EXTRAIT À LIRE:
'''
Les ailes (William Wellman, 1927)

Une fresque sur les as de l’aviation pendant la Première guerre mondiale. Pour l’anecdote, c’est la première oeuvre à avoir obtenu l’Oscar du meilleur film. Les ficelles narratives sont très grossières (un basique triangle amoureux) et le film, à trop s’attarder sur les combats aériens, est bien trop long. Néanmoins, la mise scène est convaincante, aussi bien dans l’action que dans l’intimisme. Wellman, ancien pilote pendant la Grande guerre sait de quoi il parle. Les acteurs sont expressifs sans en faire des tonnes et les scènes de combat au sol, avec leurs centaines de figurants, sont réalisées d’une façon telle que les éventuelles transitions d’avec les stocks-shots des actualités sont imperceptibles. Wellman ou l’injection de réalisme même au sein des superproductions les plus calibrées.
'''
TRAVAIL DEMANDÉ:
**1.** Dites s’il vous plaît si chacune des affirmations suivantes concorde avec la critique, en répondant par oui ou non et en citant les mots décisifs du texte : (a) le film est le premier à avoir reçu l’Oscar du meilleur film ; (b) la critique juge le film trop court ; (c) Wellman a été pilote pendant la Grande guerre.
**2.** D’après la critique, sur quel type d’intrigue reposent les ficelles narratives du film ?
**3.** Recopiez tout le passage de la critique, depuis « Une fresque sur » jusqu’à « les plus calibrées. », en remplaçant « figurants » par « comédiens ».

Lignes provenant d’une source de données
'''
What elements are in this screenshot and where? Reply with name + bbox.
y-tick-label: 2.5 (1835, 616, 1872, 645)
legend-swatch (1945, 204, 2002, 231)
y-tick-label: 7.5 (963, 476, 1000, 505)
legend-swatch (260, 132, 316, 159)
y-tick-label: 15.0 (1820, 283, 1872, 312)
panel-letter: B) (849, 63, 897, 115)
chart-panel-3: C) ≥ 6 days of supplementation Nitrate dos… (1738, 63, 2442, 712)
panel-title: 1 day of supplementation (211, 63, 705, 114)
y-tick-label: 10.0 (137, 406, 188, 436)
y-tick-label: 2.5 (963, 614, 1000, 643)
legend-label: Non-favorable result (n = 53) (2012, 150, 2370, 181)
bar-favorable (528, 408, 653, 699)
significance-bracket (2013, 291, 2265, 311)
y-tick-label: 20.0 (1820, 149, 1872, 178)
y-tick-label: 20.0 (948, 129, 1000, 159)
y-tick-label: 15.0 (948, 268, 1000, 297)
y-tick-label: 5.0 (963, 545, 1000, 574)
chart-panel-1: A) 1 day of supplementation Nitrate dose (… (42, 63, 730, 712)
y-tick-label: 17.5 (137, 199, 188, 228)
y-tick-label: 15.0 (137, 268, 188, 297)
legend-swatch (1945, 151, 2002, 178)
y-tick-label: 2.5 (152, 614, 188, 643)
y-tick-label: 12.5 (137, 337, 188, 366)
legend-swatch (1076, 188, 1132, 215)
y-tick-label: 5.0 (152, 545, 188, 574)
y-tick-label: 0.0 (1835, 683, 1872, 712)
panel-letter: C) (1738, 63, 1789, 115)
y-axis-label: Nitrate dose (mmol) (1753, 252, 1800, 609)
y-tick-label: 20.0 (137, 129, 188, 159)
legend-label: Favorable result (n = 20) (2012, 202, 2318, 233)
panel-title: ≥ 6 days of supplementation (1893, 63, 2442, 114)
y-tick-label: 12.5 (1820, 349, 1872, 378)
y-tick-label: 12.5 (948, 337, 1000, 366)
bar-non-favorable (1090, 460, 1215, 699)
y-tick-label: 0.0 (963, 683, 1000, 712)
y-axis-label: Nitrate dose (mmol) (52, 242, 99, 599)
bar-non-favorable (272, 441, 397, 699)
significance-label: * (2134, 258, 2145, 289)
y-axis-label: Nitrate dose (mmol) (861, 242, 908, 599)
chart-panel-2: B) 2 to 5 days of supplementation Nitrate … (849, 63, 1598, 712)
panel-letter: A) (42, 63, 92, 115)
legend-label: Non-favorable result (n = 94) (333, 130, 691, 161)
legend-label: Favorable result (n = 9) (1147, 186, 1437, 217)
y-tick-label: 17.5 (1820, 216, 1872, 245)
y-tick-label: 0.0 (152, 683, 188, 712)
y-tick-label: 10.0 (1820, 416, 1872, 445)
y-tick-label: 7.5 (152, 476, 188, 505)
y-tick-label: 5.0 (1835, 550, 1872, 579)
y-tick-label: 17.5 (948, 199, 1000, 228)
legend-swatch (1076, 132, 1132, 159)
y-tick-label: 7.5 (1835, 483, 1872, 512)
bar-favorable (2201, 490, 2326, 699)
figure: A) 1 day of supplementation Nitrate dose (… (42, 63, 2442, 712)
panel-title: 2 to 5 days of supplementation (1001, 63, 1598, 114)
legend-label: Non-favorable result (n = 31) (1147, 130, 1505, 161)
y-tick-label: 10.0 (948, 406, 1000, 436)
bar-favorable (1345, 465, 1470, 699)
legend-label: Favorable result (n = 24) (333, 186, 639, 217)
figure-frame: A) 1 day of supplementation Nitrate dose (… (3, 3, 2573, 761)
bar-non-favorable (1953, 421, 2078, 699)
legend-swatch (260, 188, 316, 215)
'''
RÉPONSES ATTENDUES:
**1.**
(a) Oui : « c’est la première oeuvre à avoir obtenu l’Oscar du meilleur film ».
(b) Non : « le film, à trop s’attarder sur les combats aériens, est bien trop long ».
(c) Oui : « Wellman, ancien pilote pendant la Grande guerre ».

**2.** Sur un basique triangle amoureux.

**3.**
Une fresque sur les as de l’aviation pendant la Première guerre mondiale. Pour l’anecdote, c’est la première oeuvre à avoir obtenu l’Oscar du meilleur film. Les ficelles narratives sont très grossières (un basique triangle amoureux) et le film, à trop s’attarder sur les combats aériens, est bien trop long. Néanmoins, la mise scène est convaincante, aussi bien dans l’action que dans l’intimisme. Wellman, ancien pilote pendant la Grande guerre sait de quoi il parle. Les acteurs sont expressifs sans en faire des tonnes et les scènes de combat au sol, avec leurs centaines de comédiens, sont réalisées d’une façon telle que les éventuelles transitions d’avec les stocks-shots des actualités sont imperceptibles. Wellman ou l’injection de réalisme même au sein des superproductions les plus calibrées.